Bobby Johns (born May 17, 1946) is a former football coach. He served as an assistant coach in the college ranks for many years as well as head coach for a pair of high schools and at the University of West Alabama from 1997 through 2000. He is also a former college football All-American defensive back who played for coach Bear Bryant at the University of Alabama.

Early years
After graduating from Banks High School in Birmingham, Alabama, Johns enrolled at the University of Alabama. Playing quarterback in high school, during his freshman year he moved to defensive back. For the Crimson Tide, Johns was a member of the 1965 national championship team, was selected All-SEC three times (1965–1967) and All-America twice (1966–1967). He was selected in the 12th Round of the 1968 NFL Draft by the Kansas City Chiefs, but elected to pursue a coaching career instead. As recognition for his career at Alabama, Johns was elected to the Alabama Sports Hall of Fame in 2010.

▸ STATED PROBLEM A:
According to the passage on Bobby Johns, which team drafted him in the 1968 NFL Draft?

▸ DATASET EXCERPTS:

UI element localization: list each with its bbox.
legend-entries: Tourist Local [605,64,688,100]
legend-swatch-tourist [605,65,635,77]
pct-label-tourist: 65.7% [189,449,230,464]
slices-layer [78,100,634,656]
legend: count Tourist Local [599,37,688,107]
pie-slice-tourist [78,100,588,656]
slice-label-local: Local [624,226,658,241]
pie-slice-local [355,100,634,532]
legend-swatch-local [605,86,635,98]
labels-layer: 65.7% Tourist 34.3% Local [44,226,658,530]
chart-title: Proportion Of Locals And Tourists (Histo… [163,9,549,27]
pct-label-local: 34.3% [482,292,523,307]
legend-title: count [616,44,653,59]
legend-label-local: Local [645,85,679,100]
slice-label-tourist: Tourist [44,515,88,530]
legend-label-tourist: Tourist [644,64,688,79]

▸ STATED PROBLEM B:
Keep only the lines of the records that contain the string "layer". Matching is case-sensitive.

▸ SOLUTION A:
The Kansas City Chiefs

▸ SOLUTION B:
slices-layer [78,100,634,656]
labels-layer: 65.7% Tourist 34.3% Local [44,226,658,530]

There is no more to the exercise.